[Saved entries]
◇ ◇ ◇ ◇ ◇

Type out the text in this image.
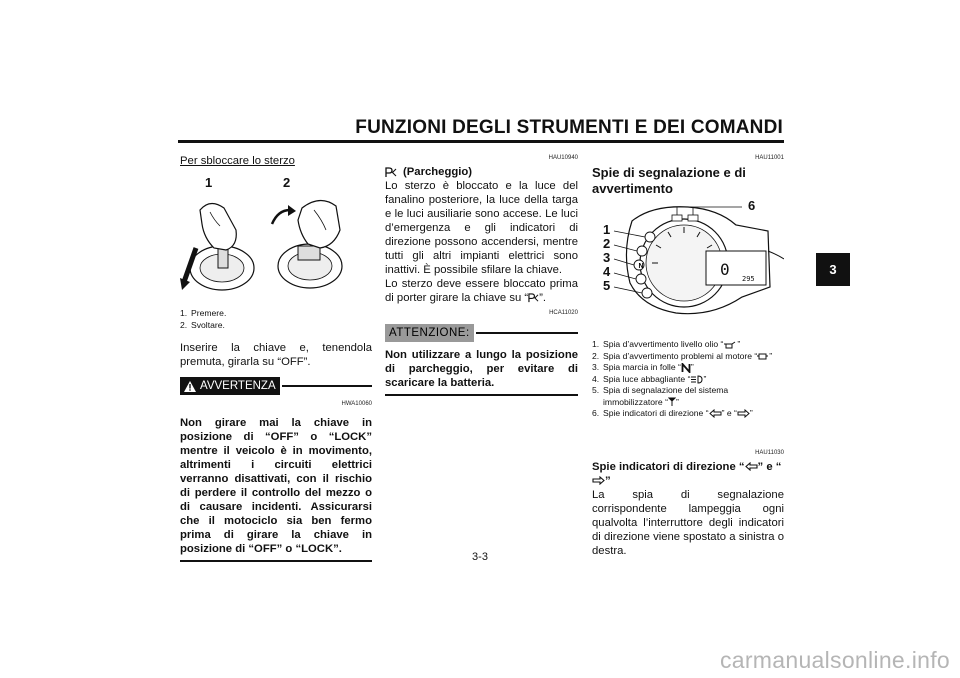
FUNZIONI DEGLI STRUMENTI E DEI COMANDI
3
Per sbloccare lo sterzo
1	2
1. Premere.
2. Svoltare.
Inserire la chiave e, tenendola premuta, girarla su “OFF”.
AVVERTENZA
HWA10060
Non girare mai la chiave in posizione di “OFF” o “LOCK” mentre il veicolo è in movimento, altrimenti i circuiti elettrici verranno disattivati, con il rischio di perdere il controllo del mezzo o di causare incidenti. Assicurarsi che il motociclo sia ben fermo prima di girare la chiave in posizione di “OFF” o “LOCK”.
HAU10940
(Parcheggio)
Lo sterzo è bloccato e la luce del fanalino posteriore, la luce della targa e le luci ausiliarie sono accese. Le luci d’emergenza e gli indicatori di direzione possono accendersi, mentre tutti gli altri impianti elettrici sono inattivi. È possibile sfilare la chiave.
Lo sterzo deve essere bloccato prima di porter girare la chiave su “ ”.
HCA11020
ATTENZIONE:
Non utilizzare a lungo la posizione di parcheggio, per evitare di scaricare la batteria.
HAU11001
Spie di segnalazione e di avvertimento
0 295
N
1
2
3
4
5
6
1. Spia d’avvertimento livello olio “ ”
2. Spia d’avvertimento problemi al motore “ ”
3. Spia marcia in folle “ ”
4. Spia luce abbagliante “ ”
5. Spia di segnalazione del sistema immobilizzatore “ ”
6. Spie indicatori di direzione “ ” e “ ”
HAU11030
Spie indicatori di direzione “ ” e “”
La spia di segnalazione corrispondente lampeggia ogni qualvolta l’interruttore degli indicatori di direzione viene spostato a sinistra o destra.
3-3
carmanualsonline.info
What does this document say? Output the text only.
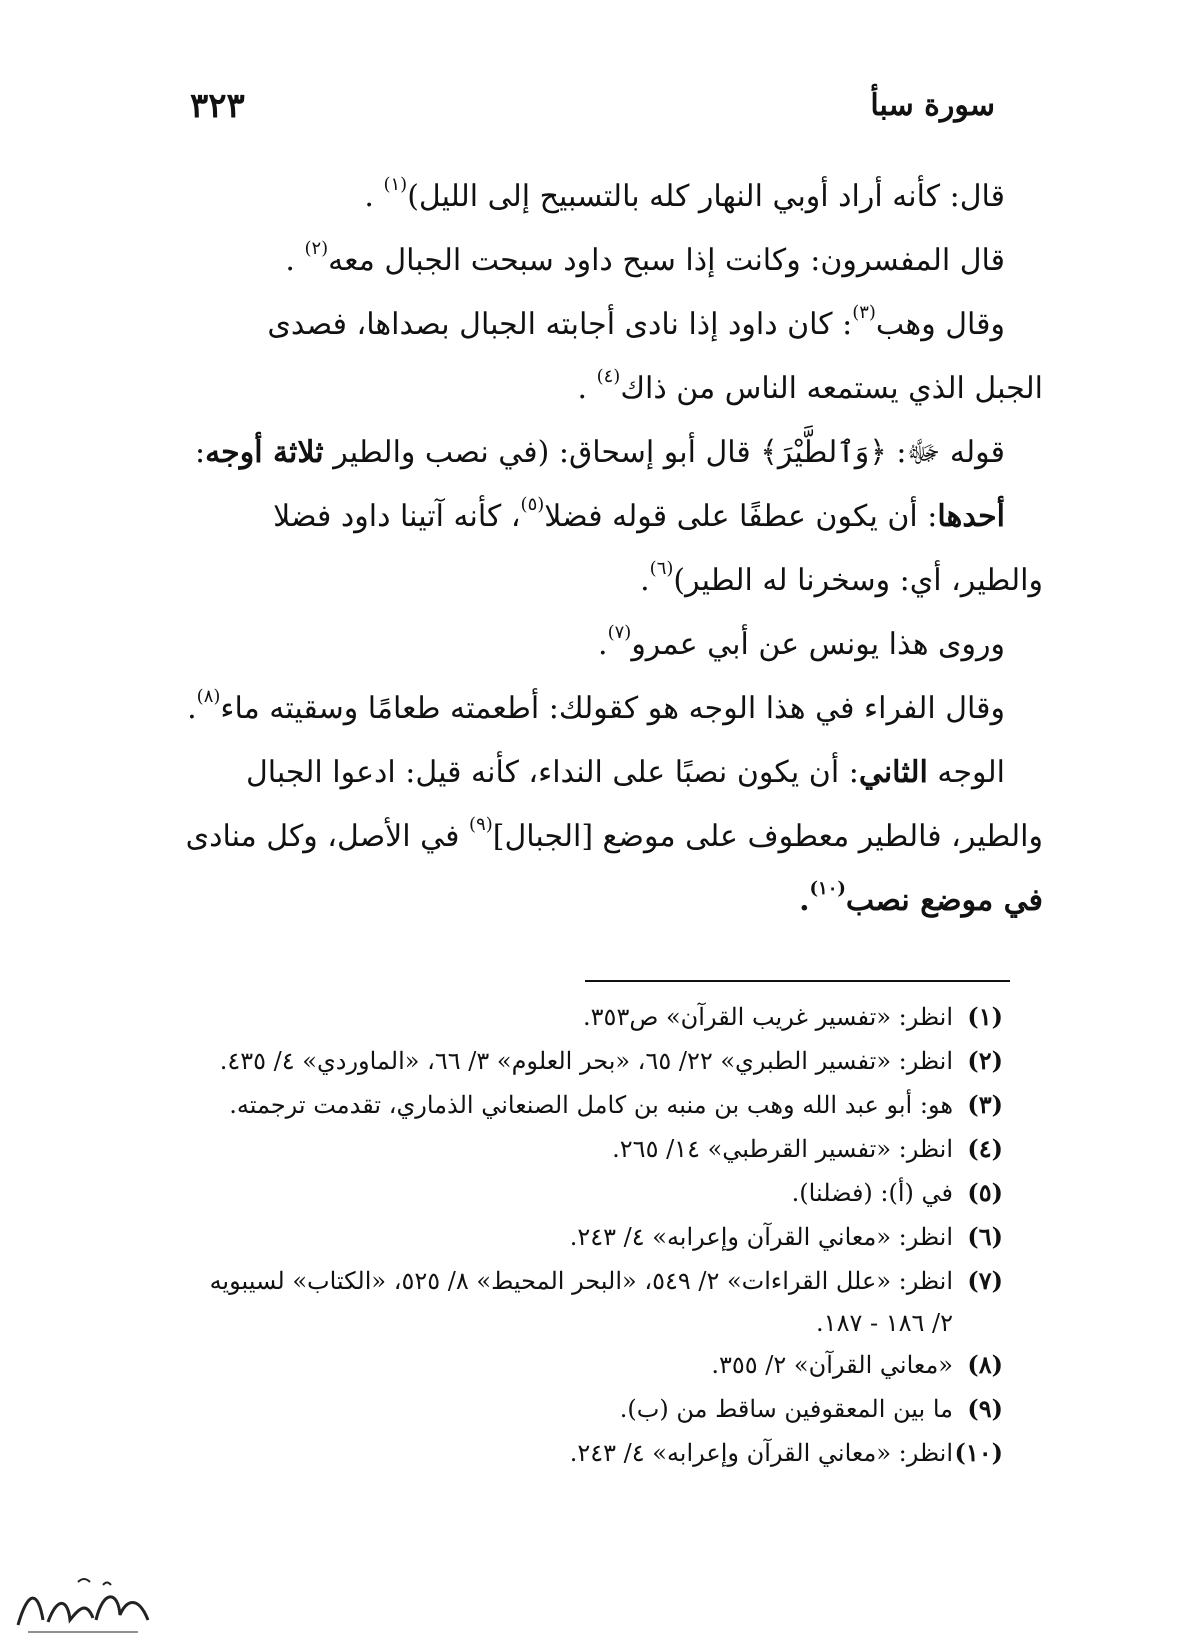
سورة سبأ
٣٢٣
قال: كأنه أراد أوبي النهار كله بالتسبيح إلى الليل)$^{(١)}$ .
قال المفسرون: وكانت إذا سبح داود سبحت الجبال معه$^{(٢)}$ .
وقال وهب$^{(٣)}$: كان داود إذا نادى أجابته الجبال بصداها، فصدى
الجبل الذي يستمعه الناس من ذاك$^{(٤)}$ .
قوله ﷻ: ﴿وَٱلطَّيْرَ﴾ قال أبو إسحاق: (في نصب والطير ثلاثة أوجه:
أحدها: أن يكون عطفًا على قوله فضلا$^{(٥)}$، كأنه آتينا داود فضلا
والطير، أي: وسخرنا له الطير)$^{(٦)}$.
وروى هذا يونس عن أبي عمرو$^{(٧)}$.
وقال الفراء في هذا الوجه هو كقولك: أطعمته طعامًا وسقيته ماء$^{(٨)}$.
الوجه الثاني: أن يكون نصبًا على النداء، كأنه قيل: ادعوا الجبال
والطير، فالطير معطوف على موضع [الجبال]$^{(٩)}$ في الأصل، وكل منادى
في موضع نصب$^{(١٠)}$.
(١)
انظر: «تفسير غريب القرآن» ص٣٥٣.
(٢)
انظر: «تفسير الطبري» ٢٢/ ٦٥، «بحر العلوم» ٣/ ٦٦، «الماوردي» ٤/ ٤٣٥.
(٣)
هو: أبو عبد الله وهب بن منبه بن كامل الصنعاني الذماري، تقدمت ترجمته.
(٤)
انظر: «تفسير القرطبي» ١٤/ ٢٦٥.
(٥)
في (أ): (فضلنا).
(٦)
انظر: «معاني القرآن وإعرابه» ٤/ ٢٤٣.
(٧)
انظر: «علل القراءات» ٢/ ٥٤٩، «البحر المحيط» ٨/ ٥٢٥، «الكتاب» لسيبويه
٢/ ١٨٦ - ١٨٧.
(٨)
«معاني القرآن» ٢/ ٣٥٥.
(٩)
ما بين المعقوفين ساقط من (ب).
(١٠)
انظر: «معاني القرآن وإعرابه» ٤/ ٢٤٣.
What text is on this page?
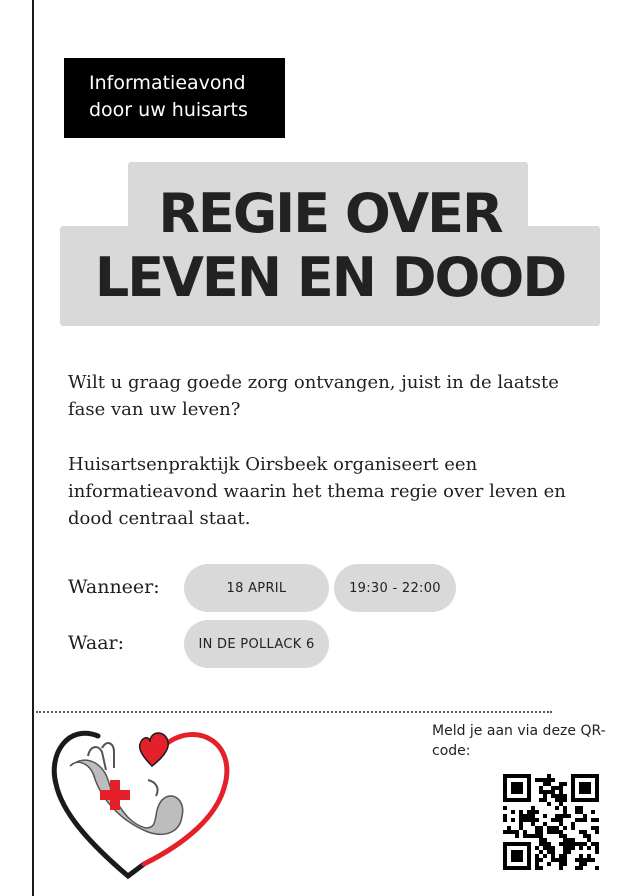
Informatieavond
door uw huisarts
REGIE OVER
LEVEN EN DOOD
Wilt u graag goede zorg ontvangen, juist in de laatste fase van uw leven?
Huisartsenpraktijk Oirsbeek organiseert een informatieavond waarin het thema regie over leven en dood centraal staat.
Wanneer:	18 APRIL	19:30 - 22:00
Waar:	IN DE POLLACK 6
Meld je aan via deze QR-code:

◇ ◇ ◇ ◇ ◇

[WORK TO COMPLETE] Pictures stay out; reproduce every line of the records exactly.

[WORKED SOLUTION]
Type out the text in this image.
FUNZIONI DEGLI STRUMENTI E DEI COMANDI
3
Per sbloccare lo sterzo
1	2
1. Premere.
2. Svoltare.
Inserire la chiave e, tenendola premuta, girarla su “OFF”.
AVVERTENZA
HWA10060
Non girare mai la chiave in posizione di “OFF” o “LOCK” mentre il veicolo è in movimento, altrimenti i circuiti elettrici verranno disattivati, con il rischio di perdere il controllo del mezzo o di causare incidenti. Assicurarsi che il motociclo sia ben fermo prima di girare la chiave in posizione di “OFF” o “LOCK”.
HAU10940
(Parcheggio)
Lo sterzo è bloccato e la luce del fanalino posteriore, la luce della targa e le luci ausiliarie sono accese. Le luci d’emergenza e gli indicatori di direzione possono accendersi, mentre tutti gli altri impianti elettrici sono inattivi. È possibile sfilare la chiave.
Lo sterzo deve essere bloccato prima di porter girare la chiave su “ ”.
HCA11020
ATTENZIONE:
Non utilizzare a lungo la posizione di parcheggio, per evitare di scaricare la batteria.
HAU11001
Spie di segnalazione e di avvertimento
0 295
N
1
2
3
4
5
6
1. Spia d’avvertimento livello olio “ ”
2. Spia d’avvertimento problemi al motore “ ”
3. Spia marcia in folle “ ”
4. Spia luce abbagliante “ ”
5. Spia di segnalazione del sistema immobilizzatore “ ”
6. Spie indicatori di direzione “ ” e “ ”
HAU11030
Spie indicatori di direzione “ ” e “”
La spia di segnalazione corrispondente lampeggia ogni qualvolta l’interruttore degli indicatori di direzione viene spostato a sinistra o destra.
3-3
carmanualsonline.info
What does this document say? Output the text only.
سورة سبأ
٣٢٣
قال: كأنه أراد أوبي النهار كله بالتسبيح إلى الليل)$^{(١)}$ .
قال المفسرون: وكانت إذا سبح داود سبحت الجبال معه$^{(٢)}$ .
وقال وهب$^{(٣)}$: كان داود إذا نادى أجابته الجبال بصداها، فصدى
الجبل الذي يستمعه الناس من ذاك$^{(٤)}$ .
قوله ﷻ: ﴿وَٱلطَّيْرَ﴾ قال أبو إسحاق: (في نصب والطير ثلاثة أوجه:
أحدها: أن يكون عطفًا على قوله فضلا$^{(٥)}$، كأنه آتينا داود فضلا
والطير، أي: وسخرنا له الطير)$^{(٦)}$.
وروى هذا يونس عن أبي عمرو$^{(٧)}$.
وقال الفراء في هذا الوجه هو كقولك: أطعمته طعامًا وسقيته ماء$^{(٨)}$.
الوجه الثاني: أن يكون نصبًا على النداء، كأنه قيل: ادعوا الجبال
والطير، فالطير معطوف على موضع [الجبال]$^{(٩)}$ في الأصل، وكل منادى
في موضع نصب$^{(١٠)}$.
(١)
انظر: «تفسير غريب القرآن» ص٣٥٣.
(٢)
انظر: «تفسير الطبري» ٢٢/ ٦٥، «بحر العلوم» ٣/ ٦٦، «الماوردي» ٤/ ٤٣٥.
(٣)
هو: أبو عبد الله وهب بن منبه بن كامل الصنعاني الذماري، تقدمت ترجمته.
(٤)
انظر: «تفسير القرطبي» ١٤/ ٢٦٥.
(٥)
في (أ): (فضلنا).
(٦)
انظر: «معاني القرآن وإعرابه» ٤/ ٢٤٣.
(٧)
انظر: «علل القراءات» ٢/ ٥٤٩، «البحر المحيط» ٨/ ٥٢٥، «الكتاب» لسيبويه
٢/ ١٨٦ - ١٨٧.
(٨)
«معاني القرآن» ٢/ ٣٥٥.
(٩)
ما بين المعقوفين ساقط من (ب).
(١٠)
انظر: «معاني القرآن وإعرابه» ٤/ ٢٤٣.
What text is on this page?
Informatieavond
door uw huisarts
REGIE OVER
LEVEN EN DOOD
Wilt u graag goede zorg ontvangen, juist in de laatste fase van uw leven?
Huisartsenpraktijk Oirsbeek organiseert een informatieavond waarin het thema regie over leven en dood centraal staat.
Wanneer:	18 APRIL	19:30 - 22:00
Waar:	IN DE POLLACK 6
Meld je aan via deze QR-code:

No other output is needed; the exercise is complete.